■ What you need to do:
Find each line containing the string "перестраховщиков". Copy it.

■ Extracted data:
----------------

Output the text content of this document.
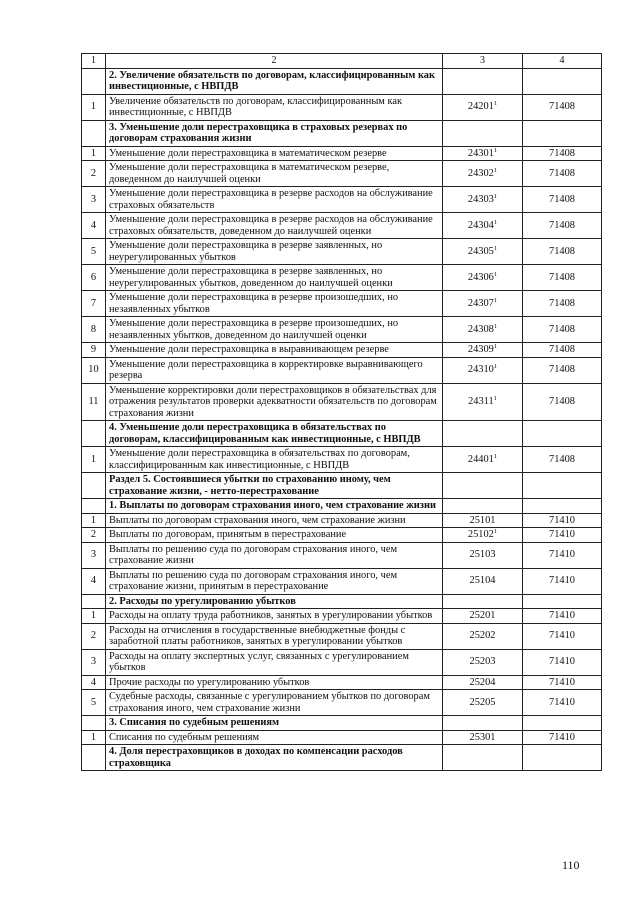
1	2	3	4
	2. Увеличение обязательств по договорам, классифицированным как инвестиционные, с НВПДВ		
1	Увеличение обязательств по договорам, классифицированным как инвестиционные, с НВПДВ	24201$^1$	71408
	3. Уменьшение доли перестраховщика в страховых резервах по договорам страхования жизни		
1	Уменьшение доли перестраховщика в математическом резерве	24301$^1$	71408
2	Уменьшение доли перестраховщика в математическом резерве, доведенном до наилучшей оценки	24302$^1$	71408
3	Уменьшение доли перестраховщика в резерве расходов на обслуживание страховых обязательств	24303$^1$	71408
4	Уменьшение доли перестраховщика в резерве расходов на обслуживание страховых обязательств, доведенном до наилучшей оценки	24304$^1$	71408
5	Уменьшение доли перестраховщика в резерве заявленных, но неурегулированных убытков	24305$^1$	71408
6	Уменьшение доли перестраховщика в резерве заявленных, но неурегулированных убытков, доведенном до наилучшей оценки	24306$^1$	71408
7	Уменьшение доли перестраховщика в резерве произошедших, но незаявленных убытков	24307$^1$	71408
8	Уменьшение доли перестраховщика в резерве произошедших, но незаявленных убытков, доведенном до наилучшей оценки	24308$^1$	71408
9	Уменьшение доли перестраховщика в выравнивающем резерве	24309$^1$	71408
10	Уменьшение доли перестраховщика в корректировке выравнивающего резерва	24310$^1$	71408
11	Уменьшение корректировки доли перестраховщиков в обязательствах для отражения результатов проверки адекватности обязательств по договорам страхования жизни	24311$^1$	71408
	4. Уменьшение доли перестраховщика в обязательствах по договорам, классифицированным как инвестиционные, с НВПДВ		
1	Уменьшение доли перестраховщика в обязательствах по договорам, классифицированным как инвестиционные, с НВПДВ	24401$^1$	71408
	Раздел 5. Состоявшиеся убытки по страхованию иному, чем страхование жизни, - нетто-перестрахование		
	1. Выплаты по договорам страхования иного, чем страхование жизни		
1	Выплаты по договорам страхования иного, чем страхование жизни	25101	71410
2	Выплаты по договорам, принятым в перестрахование	25102$^1$	71410
3	Выплаты по решению суда по договорам страхования иного, чем страхование жизни	25103	71410
4	Выплаты по решению суда по договорам страхования иного, чем страхование жизни, принятым в перестрахование	25104	71410
	2. Расходы по урегулированию убытков		
1	Расходы на оплату труда работников, занятых в урегулировании убытков	25201	71410
2	Расходы на отчисления в государственные внебюджетные фонды с заработной платы работников, занятых в урегулировании убытков	25202	71410
3	Расходы на оплату экспертных услуг, связанных с урегулированием убытков	25203	71410
4	Прочие расходы по урегулированию убытков	25204	71410
5	Судебные расходы, связанные с урегулированием убытков по договорам страхования иного, чем страхование жизни	25205	71410
	3. Списания по судебным решениям		
1	Списания по судебным решениям	25301	71410
	4. Доля перестраховщиков в доходах по компенсации расходов страховщика		
110
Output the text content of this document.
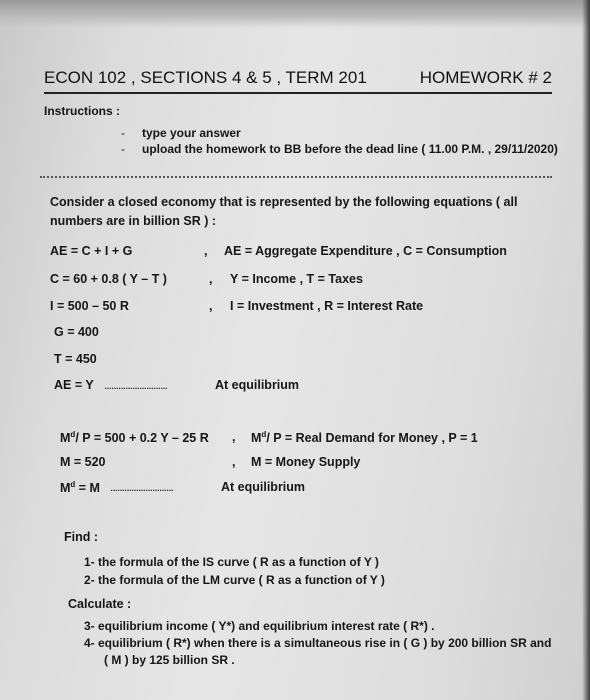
ECON 102 , SECTIONS 4 & 5 , TERM 201	HOMEWORK # 2
Instructions :
- type your answer
- upload the homework to BB before the dead line ( 11.00 P.M. , 29/11/2020)
Consider a closed economy that is represented by the following equations ( all
numbers are in billion SR ) :
AE = C + I + G	, AE = Aggregate Expenditure , C = Consumption
C = 60 + 0.8 ( Y – T )	, Y = Income , T = Taxes
I = 500 – 50 R	, I = Investment , R = Interest Rate
G = 400
T = 450
AE = Y ...........................	At equilibrium
$M^d/$ P = 500 + 0.2 Y – 25 R , $M^d/$ P = Real Demand for Money , P = 1
M = 520	, M = Money Supply
$M^d = M$ ...........................	At equilibrium
Find :
1- the formula of the IS curve ( R as a function of Y )
2- the formula of the LM curve ( R as a function of Y )
Calculate :
3- equilibrium income ( Y*) and equilibrium interest rate ( R*) .
4- equilibrium ( R*) when there is a simultaneous rise in ( G ) by 200 billion SR and
( M ) by 125 billion SR .
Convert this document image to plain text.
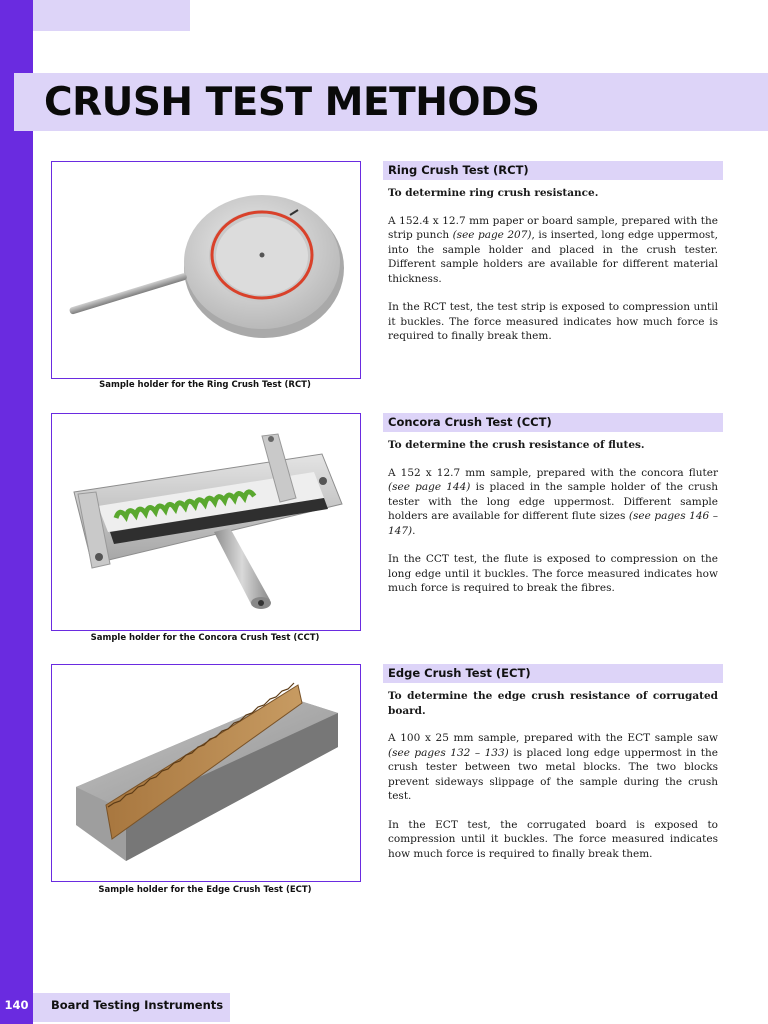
CRUSH TEST METHODS
Sample holder for the Ring Crush Test (RCT)
Ring Crush Test (RCT)

To determine ring crush resistance.

A 152.4 x 12.7 mm paper or board sample, prepared with the strip punch (see page 207), is inserted, long edge uppermost, into the sample holder and placed in the crush tester. Different sample holders are available for different material thickness.

In the RCT test, the test strip is exposed to compression until it buckles. The force measured indicates how much force is required to finally break them.

Sample holder for the Concora Crush Test (CCT)
Concora Crush Test (CCT)

To determine the crush resistance of flutes.

A 152 x 12.7 mm sample, prepared with the concora fluter (see page 144) is placed in the sample holder of the crush tester with the long edge uppermost. Different sample holders are available for different flute sizes (see pages 146 – 147).

In the CCT test, the flute is exposed to compression on the long edge until it buckles. The force measured indicates how much force is required to break the fibres.

Sample holder for the Edge Crush Test (ECT)
Edge Crush Test (ECT)

To determine the edge crush resistance of corrugated board.

A 100 x 25 mm sample, prepared with the ECT sample saw (see pages 132 – 133) is placed long edge uppermost in the crush tester between two metal blocks. The two blocks prevent sideways slippage of the sample during the crush test.

In the ECT test, the corrugated board is exposed to compression until it buckles. The force measured indicates how much force is required to finally break them.

140	Board Testing Instruments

----------------

■ Solution for this exercise:
11	Уменьшение корректировки доли перестраховщиков в обязательствах для отражения результатов проверки адекватности обязательств по договорам страхования жизни	24311$^1$	71408
	4. Доля перестраховщиков в доходах по компенсации расходов страховщика		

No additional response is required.